WORK TO COMPLETE: Output the lines of the entries below as a JSON list of strings, with one string per line and blank lines omitted.

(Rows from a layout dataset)
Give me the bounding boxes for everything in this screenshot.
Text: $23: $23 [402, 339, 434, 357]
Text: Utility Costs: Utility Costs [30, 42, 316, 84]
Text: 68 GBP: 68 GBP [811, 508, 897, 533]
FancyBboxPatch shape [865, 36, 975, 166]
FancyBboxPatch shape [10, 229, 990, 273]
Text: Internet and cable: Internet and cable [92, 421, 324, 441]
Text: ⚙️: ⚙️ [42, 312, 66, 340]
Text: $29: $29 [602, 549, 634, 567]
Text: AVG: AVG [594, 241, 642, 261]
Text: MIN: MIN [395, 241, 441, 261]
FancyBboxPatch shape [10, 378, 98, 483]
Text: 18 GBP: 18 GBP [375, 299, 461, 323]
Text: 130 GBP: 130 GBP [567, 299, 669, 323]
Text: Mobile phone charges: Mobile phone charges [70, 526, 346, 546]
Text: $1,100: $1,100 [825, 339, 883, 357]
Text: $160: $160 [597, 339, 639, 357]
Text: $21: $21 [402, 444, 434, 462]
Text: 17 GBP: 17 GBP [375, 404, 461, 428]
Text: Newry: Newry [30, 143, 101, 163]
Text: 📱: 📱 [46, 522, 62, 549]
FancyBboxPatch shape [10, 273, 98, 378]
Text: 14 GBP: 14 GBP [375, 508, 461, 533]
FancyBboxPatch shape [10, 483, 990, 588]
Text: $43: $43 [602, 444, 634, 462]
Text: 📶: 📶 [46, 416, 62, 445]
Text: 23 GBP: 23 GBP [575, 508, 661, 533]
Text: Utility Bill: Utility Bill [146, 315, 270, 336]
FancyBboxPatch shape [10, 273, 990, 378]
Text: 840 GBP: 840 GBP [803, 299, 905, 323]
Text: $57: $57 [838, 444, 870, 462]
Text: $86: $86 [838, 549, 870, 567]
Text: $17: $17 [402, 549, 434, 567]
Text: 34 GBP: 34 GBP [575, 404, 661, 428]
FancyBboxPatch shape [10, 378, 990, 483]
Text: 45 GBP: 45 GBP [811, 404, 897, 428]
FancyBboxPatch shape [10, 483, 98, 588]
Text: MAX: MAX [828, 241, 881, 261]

REPLY:
[
  "Give me the bounding boxes for everything in this screenshot.",
  "Text: $23: $23 [402, 339, 434, 357]",
  "Text: Utility Costs: Utility Costs [30, 42, 316, 84]",
  "Text: 68 GBP: 68 GBP [811, 508, 897, 533]",
  "FancyBboxPatch shape [865, 36, 975, 166]",
  "FancyBboxPatch shape [10, 229, 990, 273]",
  "Text: Internet and cable: Internet and cable [92, 421, 324, 441]",
  "Text: ⚙️: ⚙️ [42, 312, 66, 340]",
  "Text: $29: $29 [602, 549, 634, 567]",
  "Text: AVG: AVG [594, 241, 642, 261]",
  "Text: MIN: MIN [395, 241, 441, 261]",
  "FancyBboxPatch shape [10, 378, 98, 483]",
  "Text: 18 GBP: 18 GBP [375, 299, 461, 323]",
  "Text: 130 GBP: 130 GBP [567, 299, 669, 323]",
  "Text: Mobile phone charges: Mobile phone charges [70, 526, 346, 546]",
  "Text: $1,100: $1,100 [825, 339, 883, 357]",
  "Text: $160: $160 [597, 339, 639, 357]",
  "Text: $21: $21 [402, 444, 434, 462]",
  "Text: 17 GBP: 17 GBP [375, 404, 461, 428]",
  "Text: Newry: Newry [30, 143, 101, 163]",
  "Text: 📱: 📱 [46, 522, 62, 549]",
  "FancyBboxPatch shape [10, 273, 98, 378]",
  "Text: 14 GBP: 14 GBP [375, 508, 461, 533]",
  "FancyBboxPatch shape [10, 483, 990, 588]",
  "Text: $43: $43 [602, 444, 634, 462]",
  "Text: 📶: 📶 [46, 416, 62, 445]",
  "Text: 23 GBP: 23 GBP [575, 508, 661, 533]",
  "Text: Utility Bill: Utility Bill [146, 315, 270, 336]",
  "FancyBboxPatch shape [10, 273, 990, 378]",
  "Text: 840 GBP: 840 GBP [803, 299, 905, 323]",
  "Text: $57: $57 [838, 444, 870, 462]",
  "Text: $86: $86 [838, 549, 870, 567]",
  "Text: $17: $17 [402, 549, 434, 567]",
  "Text: 34 GBP: 34 GBP [575, 404, 661, 428]",
  "FancyBboxPatch shape [10, 378, 990, 483]",
  "Text: 45 GBP: 45 GBP [811, 404, 897, 428]",
  "FancyBboxPatch shape [10, 483, 98, 588]",
  "Text: MAX: MAX [828, 241, 881, 261]"
]